* [EXERCISE REQUIREMENTS] Output the material beneath exactly, leaving nothing out.

* [GIVEN RECORDS]
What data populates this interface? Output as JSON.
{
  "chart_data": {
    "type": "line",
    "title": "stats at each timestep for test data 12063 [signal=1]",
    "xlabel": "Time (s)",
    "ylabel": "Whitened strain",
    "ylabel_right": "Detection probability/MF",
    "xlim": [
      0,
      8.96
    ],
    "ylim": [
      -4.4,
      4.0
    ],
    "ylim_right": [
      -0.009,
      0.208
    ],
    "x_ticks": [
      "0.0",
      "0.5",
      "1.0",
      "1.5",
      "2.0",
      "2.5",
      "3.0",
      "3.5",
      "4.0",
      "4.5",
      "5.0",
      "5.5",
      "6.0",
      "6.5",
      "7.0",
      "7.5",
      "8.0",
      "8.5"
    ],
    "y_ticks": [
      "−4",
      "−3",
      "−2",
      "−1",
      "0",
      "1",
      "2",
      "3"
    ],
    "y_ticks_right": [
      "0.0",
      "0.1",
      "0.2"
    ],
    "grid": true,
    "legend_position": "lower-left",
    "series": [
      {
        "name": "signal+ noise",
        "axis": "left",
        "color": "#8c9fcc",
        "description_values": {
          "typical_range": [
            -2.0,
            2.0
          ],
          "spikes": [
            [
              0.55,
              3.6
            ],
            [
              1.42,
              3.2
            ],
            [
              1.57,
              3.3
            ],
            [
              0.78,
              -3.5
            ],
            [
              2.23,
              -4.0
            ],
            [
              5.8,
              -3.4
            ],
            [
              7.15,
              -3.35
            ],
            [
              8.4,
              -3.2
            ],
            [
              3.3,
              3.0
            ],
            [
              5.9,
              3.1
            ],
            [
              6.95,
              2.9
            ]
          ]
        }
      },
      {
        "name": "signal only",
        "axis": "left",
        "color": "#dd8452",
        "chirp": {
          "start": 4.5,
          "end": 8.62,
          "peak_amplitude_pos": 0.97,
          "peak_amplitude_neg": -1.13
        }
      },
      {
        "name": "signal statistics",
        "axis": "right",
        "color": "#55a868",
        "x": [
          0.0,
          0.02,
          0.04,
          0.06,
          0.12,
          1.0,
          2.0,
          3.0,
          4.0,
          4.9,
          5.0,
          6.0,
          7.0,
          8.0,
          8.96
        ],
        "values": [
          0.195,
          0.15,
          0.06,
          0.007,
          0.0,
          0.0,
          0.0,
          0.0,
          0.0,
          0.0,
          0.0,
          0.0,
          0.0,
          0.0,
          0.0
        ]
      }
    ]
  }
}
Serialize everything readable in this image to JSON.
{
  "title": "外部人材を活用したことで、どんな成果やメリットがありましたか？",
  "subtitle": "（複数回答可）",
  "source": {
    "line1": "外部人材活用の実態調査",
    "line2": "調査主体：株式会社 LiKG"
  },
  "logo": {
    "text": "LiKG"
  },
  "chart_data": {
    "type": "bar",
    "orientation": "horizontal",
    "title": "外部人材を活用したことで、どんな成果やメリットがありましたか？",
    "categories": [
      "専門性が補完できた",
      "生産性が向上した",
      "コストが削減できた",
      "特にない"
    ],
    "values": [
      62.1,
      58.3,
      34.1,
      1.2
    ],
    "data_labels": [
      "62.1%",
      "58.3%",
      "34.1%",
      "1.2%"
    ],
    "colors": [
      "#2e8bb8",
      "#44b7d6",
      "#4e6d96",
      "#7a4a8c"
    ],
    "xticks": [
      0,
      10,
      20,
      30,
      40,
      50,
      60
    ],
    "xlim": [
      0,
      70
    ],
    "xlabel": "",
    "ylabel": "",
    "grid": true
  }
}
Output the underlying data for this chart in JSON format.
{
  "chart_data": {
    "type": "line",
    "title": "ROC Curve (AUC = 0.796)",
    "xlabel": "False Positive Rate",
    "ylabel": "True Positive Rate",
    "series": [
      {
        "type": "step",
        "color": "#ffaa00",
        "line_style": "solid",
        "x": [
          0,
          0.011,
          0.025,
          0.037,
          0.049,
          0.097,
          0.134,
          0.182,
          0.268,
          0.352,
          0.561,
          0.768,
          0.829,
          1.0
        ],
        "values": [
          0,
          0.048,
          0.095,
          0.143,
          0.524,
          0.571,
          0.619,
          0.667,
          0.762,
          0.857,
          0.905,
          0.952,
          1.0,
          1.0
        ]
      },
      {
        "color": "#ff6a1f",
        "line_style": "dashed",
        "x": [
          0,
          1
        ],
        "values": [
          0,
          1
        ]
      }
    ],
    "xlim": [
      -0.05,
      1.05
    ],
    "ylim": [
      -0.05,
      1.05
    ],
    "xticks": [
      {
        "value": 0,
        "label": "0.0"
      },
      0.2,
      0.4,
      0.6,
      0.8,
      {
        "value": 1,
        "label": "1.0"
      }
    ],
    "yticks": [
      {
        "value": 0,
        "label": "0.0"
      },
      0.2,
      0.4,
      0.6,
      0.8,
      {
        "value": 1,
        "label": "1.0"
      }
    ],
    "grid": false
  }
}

* [PROBLEM SOLUTION]
What data populates this interface? Output as JSON.
{
  "chart_data": {
    "type": "line",
    "title": "stats at each timestep for test data 12063 [signal=1]",
    "xlabel": "Time (s)",
    "ylabel": "Whitened strain",
    "ylabel_right": "Detection probability/MF",
    "xlim": [
      0,
      8.96
    ],
    "ylim": [
      -4.4,
      4.0
    ],
    "ylim_right": [
      -0.009,
      0.208
    ],
    "x_ticks": [
      "0.0",
      "0.5",
      "1.0",
      "1.5",
      "2.0",
      "2.5",
      "3.0",
      "3.5",
      "4.0",
      "4.5",
      "5.0",
      "5.5",
      "6.0",
      "6.5",
      "7.0",
      "7.5",
      "8.0",
      "8.5"
    ],
    "y_ticks": [
      "−4",
      "−3",
      "−2",
      "−1",
      "0",
      "1",
      "2",
      "3"
    ],
    "y_ticks_right": [
      "0.0",
      "0.1",
      "0.2"
    ],
    "grid": true,
    "legend_position": "lower-left",
    "series": [
      {
        "name": "signal+ noise",
        "axis": "left",
        "color": "#8c9fcc",
        "description_values": {
          "typical_range": [
            -2.0,
            2.0
          ],
          "spikes": [
            [
              0.55,
              3.6
            ],
            [
              1.42,
              3.2
            ],
            [
              1.57,
              3.3
            ],
            [
              0.78,
              -3.5
            ],
            [
              2.23,
              -4.0
            ],
            [
              5.8,
              -3.4
            ],
            [
              7.15,
              -3.35
            ],
            [
              8.4,
              -3.2
            ],
            [
              3.3,
              3.0
            ],
            [
              5.9,
              3.1
            ],
            [
              6.95,
              2.9
            ]
          ]
        }
      },
      {
        "name": "signal only",
        "axis": "left",
        "color": "#dd8452",
        "chirp": {
          "start": 4.5,
          "end": 8.62,
          "peak_amplitude_pos": 0.97,
          "peak_amplitude_neg": -1.13
        }
      },
      {
        "name": "signal statistics",
        "axis": "right",
        "color": "#55a868",
        "x": [
          0.0,
          0.02,
          0.04,
          0.06,
          0.12,
          1.0,
          2.0,
          3.0,
          4.0,
          4.9,
          5.0,
          6.0,
          7.0,
          8.0,
          8.96
        ],
        "values": [
          0.195,
          0.15,
          0.06,
          0.007,
          0.0,
          0.0,
          0.0,
          0.0,
          0.0,
          0.0,
          0.0,
          0.0,
          0.0,
          0.0,
          0.0
        ]
      }
    ]
  }
}
Serialize everything readable in this image to JSON.
{
  "title": "外部人材を活用したことで、どんな成果やメリットがありましたか？",
  "subtitle": "（複数回答可）",
  "source": {
    "line1": "外部人材活用の実態調査",
    "line2": "調査主体：株式会社 LiKG"
  },
  "logo": {
    "text": "LiKG"
  },
  "chart_data": {
    "type": "bar",
    "orientation": "horizontal",
    "title": "外部人材を活用したことで、どんな成果やメリットがありましたか？",
    "categories": [
      "専門性が補完できた",
      "生産性が向上した",
      "コストが削減できた",
      "特にない"
    ],
    "values": [
      62.1,
      58.3,
      34.1,
      1.2
    ],
    "data_labels": [
      "62.1%",
      "58.3%",
      "34.1%",
      "1.2%"
    ],
    "colors": [
      "#2e8bb8",
      "#44b7d6",
      "#4e6d96",
      "#7a4a8c"
    ],
    "xticks": [
      0,
      10,
      20,
      30,
      40,
      50,
      60
    ],
    "xlim": [
      0,
      70
    ],
    "xlabel": "",
    "ylabel": "",
    "grid": true
  }
}
Output the underlying data for this chart in JSON format.
{
  "chart_data": {
    "type": "line",
    "title": "ROC Curve (AUC = 0.796)",
    "xlabel": "False Positive Rate",
    "ylabel": "True Positive Rate",
    "series": [
      {
        "type": "step",
        "color": "#ffaa00",
        "line_style": "solid",
        "x": [
          0,
          0.011,
          0.025,
          0.037,
          0.049,
          0.097,
          0.134,
          0.182,
          0.268,
          0.352,
          0.561,
          0.768,
          0.829,
          1.0
        ],
        "values": [
          0,
          0.048,
          0.095,
          0.143,
          0.524,
          0.571,
          0.619,
          0.667,
          0.762,
          0.857,
          0.905,
          0.952,
          1.0,
          1.0
        ]
      },
      {
        "color": "#ff6a1f",
        "line_style": "dashed",
        "x": [
          0,
          1
        ],
        "values": [
          0,
          1
        ]
      }
    ],
    "xlim": [
      -0.05,
      1.05
    ],
    "ylim": [
      -0.05,
      1.05
    ],
    "xticks": [
      {
        "value": 0,
        "label": "0.0"
      },
      0.2,
      0.4,
      0.6,
      0.8,
      {
        "value": 1,
        "label": "1.0"
      }
    ],
    "yticks": [
      {
        "value": 0,
        "label": "0.0"
      },
      0.2,
      0.4,
      0.6,
      0.8,
      {
        "value": 1,
        "label": "1.0"
      }
    ],
    "grid": false
  }
}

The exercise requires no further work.